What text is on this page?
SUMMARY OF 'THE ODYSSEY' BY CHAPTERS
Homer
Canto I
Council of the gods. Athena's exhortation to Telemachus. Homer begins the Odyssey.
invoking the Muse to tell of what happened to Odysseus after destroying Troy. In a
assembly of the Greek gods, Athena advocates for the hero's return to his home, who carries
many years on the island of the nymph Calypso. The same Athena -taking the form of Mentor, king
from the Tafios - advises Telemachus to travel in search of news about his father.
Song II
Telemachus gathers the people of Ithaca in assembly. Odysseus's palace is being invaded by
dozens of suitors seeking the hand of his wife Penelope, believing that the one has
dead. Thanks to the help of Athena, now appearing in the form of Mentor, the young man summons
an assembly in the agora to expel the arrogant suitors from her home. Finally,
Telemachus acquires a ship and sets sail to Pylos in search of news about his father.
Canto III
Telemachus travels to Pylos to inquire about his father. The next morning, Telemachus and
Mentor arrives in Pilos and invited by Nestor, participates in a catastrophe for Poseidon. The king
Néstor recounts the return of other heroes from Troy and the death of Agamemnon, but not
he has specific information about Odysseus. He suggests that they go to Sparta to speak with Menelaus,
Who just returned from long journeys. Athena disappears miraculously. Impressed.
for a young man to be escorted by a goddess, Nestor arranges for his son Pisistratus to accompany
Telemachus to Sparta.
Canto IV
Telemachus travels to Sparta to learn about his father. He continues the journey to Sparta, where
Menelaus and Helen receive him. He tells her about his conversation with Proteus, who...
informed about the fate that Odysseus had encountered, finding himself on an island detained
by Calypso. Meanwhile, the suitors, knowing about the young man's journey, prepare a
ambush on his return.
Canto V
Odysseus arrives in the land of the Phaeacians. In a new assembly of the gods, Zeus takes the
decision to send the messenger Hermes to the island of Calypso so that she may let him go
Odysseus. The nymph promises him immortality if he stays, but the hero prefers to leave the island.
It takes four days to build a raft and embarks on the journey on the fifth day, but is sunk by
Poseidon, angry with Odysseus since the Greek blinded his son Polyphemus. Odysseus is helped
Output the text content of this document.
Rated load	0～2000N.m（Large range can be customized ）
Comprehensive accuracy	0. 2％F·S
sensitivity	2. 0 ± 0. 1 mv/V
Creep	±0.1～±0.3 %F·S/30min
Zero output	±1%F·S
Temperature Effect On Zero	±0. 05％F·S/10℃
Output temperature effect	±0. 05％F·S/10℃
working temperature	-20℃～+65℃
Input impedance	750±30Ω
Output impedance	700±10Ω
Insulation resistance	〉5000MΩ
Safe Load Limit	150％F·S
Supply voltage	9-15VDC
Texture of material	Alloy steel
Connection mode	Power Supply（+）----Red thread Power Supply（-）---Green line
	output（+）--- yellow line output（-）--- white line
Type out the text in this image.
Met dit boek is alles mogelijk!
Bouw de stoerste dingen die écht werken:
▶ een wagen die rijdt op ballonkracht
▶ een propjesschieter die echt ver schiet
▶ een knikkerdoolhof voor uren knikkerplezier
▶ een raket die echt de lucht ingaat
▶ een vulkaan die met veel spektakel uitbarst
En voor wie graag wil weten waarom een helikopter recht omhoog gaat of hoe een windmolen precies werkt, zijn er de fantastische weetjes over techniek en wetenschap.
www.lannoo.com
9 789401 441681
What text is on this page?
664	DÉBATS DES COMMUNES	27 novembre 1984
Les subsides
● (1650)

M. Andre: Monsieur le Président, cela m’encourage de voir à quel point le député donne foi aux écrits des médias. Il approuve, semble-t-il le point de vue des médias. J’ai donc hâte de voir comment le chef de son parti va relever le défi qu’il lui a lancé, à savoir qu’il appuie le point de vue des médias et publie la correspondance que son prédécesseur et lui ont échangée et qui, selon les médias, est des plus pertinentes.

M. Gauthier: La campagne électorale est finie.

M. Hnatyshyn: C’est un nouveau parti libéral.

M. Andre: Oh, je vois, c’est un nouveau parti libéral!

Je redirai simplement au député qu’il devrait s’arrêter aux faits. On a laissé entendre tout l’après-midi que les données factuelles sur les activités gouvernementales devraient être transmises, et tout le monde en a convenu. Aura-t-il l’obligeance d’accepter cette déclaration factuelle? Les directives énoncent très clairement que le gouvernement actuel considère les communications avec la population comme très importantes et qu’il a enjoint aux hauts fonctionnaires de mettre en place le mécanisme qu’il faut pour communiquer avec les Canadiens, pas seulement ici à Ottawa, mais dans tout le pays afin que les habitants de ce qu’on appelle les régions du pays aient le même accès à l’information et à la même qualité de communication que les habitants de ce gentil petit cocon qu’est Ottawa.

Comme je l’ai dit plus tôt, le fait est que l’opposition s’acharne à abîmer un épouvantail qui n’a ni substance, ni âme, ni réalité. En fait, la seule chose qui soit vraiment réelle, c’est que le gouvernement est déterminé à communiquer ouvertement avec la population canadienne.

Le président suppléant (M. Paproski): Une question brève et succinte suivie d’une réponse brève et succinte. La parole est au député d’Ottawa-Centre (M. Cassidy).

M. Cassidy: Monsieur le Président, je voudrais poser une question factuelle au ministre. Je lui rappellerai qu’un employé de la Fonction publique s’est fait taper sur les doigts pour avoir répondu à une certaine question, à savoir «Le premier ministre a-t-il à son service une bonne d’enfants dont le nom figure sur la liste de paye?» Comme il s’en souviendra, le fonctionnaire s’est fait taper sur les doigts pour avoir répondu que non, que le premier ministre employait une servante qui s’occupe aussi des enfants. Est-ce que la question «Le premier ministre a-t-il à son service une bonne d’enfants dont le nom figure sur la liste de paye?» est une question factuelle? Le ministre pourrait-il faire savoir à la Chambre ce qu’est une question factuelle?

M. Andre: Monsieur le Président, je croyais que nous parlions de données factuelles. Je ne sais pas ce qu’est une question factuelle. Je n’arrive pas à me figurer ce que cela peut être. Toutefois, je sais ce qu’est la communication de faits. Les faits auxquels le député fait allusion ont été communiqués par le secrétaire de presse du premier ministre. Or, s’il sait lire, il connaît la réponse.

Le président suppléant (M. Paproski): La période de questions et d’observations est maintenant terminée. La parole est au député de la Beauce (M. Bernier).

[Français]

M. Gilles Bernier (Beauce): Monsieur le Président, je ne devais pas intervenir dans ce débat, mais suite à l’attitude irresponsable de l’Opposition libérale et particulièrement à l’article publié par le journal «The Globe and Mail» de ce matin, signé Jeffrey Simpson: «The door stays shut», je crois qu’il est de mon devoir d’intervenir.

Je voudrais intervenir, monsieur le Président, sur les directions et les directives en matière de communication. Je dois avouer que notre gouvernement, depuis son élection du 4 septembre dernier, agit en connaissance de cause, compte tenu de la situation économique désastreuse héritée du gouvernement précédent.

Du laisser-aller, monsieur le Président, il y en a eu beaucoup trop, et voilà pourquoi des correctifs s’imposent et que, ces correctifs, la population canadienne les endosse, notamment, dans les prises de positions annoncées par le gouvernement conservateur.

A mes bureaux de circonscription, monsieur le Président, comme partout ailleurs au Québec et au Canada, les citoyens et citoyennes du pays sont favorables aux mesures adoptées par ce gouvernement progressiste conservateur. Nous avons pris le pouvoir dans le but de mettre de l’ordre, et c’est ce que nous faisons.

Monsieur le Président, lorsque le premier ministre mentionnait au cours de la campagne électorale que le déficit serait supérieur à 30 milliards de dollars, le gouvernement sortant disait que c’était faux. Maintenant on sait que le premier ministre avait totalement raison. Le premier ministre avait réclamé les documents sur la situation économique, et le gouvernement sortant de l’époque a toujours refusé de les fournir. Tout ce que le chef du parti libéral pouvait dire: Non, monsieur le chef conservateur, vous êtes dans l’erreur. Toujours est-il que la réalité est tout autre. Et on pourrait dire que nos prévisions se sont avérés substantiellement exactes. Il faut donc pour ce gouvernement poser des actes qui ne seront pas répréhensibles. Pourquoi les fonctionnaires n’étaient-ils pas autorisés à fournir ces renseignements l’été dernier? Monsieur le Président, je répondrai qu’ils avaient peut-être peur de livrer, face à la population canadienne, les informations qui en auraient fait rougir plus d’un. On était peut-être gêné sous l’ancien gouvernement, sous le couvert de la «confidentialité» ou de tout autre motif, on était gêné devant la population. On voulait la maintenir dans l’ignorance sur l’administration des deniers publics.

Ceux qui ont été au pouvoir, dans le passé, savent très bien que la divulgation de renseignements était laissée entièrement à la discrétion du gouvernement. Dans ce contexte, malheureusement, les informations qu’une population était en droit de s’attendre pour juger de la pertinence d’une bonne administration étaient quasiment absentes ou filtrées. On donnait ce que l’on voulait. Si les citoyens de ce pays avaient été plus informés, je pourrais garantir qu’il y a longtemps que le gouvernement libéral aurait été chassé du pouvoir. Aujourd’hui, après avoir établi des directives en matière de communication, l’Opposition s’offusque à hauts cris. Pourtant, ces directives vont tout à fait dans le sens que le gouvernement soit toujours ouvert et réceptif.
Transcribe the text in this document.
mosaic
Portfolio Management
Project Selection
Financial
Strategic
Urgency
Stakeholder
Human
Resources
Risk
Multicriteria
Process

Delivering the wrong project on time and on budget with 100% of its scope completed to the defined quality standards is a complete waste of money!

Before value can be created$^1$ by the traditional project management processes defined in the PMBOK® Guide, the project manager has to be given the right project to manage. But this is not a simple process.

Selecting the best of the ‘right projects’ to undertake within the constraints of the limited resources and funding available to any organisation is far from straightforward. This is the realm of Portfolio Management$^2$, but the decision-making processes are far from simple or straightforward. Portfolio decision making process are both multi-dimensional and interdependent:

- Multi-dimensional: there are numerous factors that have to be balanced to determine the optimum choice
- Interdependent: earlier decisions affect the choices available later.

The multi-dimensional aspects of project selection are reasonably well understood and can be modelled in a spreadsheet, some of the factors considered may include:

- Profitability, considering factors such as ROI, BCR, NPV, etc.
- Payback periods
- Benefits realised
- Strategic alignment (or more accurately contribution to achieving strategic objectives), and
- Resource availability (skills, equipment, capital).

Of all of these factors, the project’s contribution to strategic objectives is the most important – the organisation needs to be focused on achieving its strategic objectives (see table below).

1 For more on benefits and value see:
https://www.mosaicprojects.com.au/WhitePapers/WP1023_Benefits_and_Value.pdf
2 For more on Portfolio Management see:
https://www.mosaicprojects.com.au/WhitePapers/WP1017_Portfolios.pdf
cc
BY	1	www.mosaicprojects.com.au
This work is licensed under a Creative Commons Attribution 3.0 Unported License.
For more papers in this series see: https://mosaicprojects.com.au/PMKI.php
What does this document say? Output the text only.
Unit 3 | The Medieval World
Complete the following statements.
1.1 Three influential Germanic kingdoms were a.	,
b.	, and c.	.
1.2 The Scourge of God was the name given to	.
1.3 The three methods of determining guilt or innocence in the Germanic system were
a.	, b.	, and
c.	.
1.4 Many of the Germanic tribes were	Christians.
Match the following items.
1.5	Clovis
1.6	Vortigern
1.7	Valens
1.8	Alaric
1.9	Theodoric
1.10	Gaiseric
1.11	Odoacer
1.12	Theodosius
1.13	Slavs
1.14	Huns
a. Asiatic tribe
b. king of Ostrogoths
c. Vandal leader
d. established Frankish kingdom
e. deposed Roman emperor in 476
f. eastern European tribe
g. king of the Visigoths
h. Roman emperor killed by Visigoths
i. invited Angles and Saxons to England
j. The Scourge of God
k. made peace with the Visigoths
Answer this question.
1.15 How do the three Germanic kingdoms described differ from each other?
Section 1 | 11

▶ [Task requirements] All lines from the line containing "What does this" through the end of the listing above are to be duplicated exactly; include both ends and nothing further.

▶ [Exercise solution]
What does this document say? Output the text only.
Unit 3 | The Medieval World
Complete the following statements.
1.1 Three influential Germanic kingdoms were a.	,
b.	, and c.	.
1.2 The Scourge of God was the name given to	.
1.3 The three methods of determining guilt or innocence in the Germanic system were
a.	, b.	, and
c.	.
1.4 Many of the Germanic tribes were	Christians.
Match the following items.
1.5	Clovis
1.6	Vortigern
1.7	Valens
1.8	Alaric
1.9	Theodoric
1.10	Gaiseric
1.11	Odoacer
1.12	Theodosius
1.13	Slavs
1.14	Huns
a. Asiatic tribe
b. king of Ostrogoths
c. Vandal leader
d. established Frankish kingdom
e. deposed Roman emperor in 476
f. eastern European tribe
g. king of the Visigoths
h. Roman emperor killed by Visigoths
i. invited Angles and Saxons to England
j. The Scourge of God
k. made peace with the Visigoths
Answer this question.
1.15 How do the three Germanic kingdoms described differ from each other?
Section 1 | 11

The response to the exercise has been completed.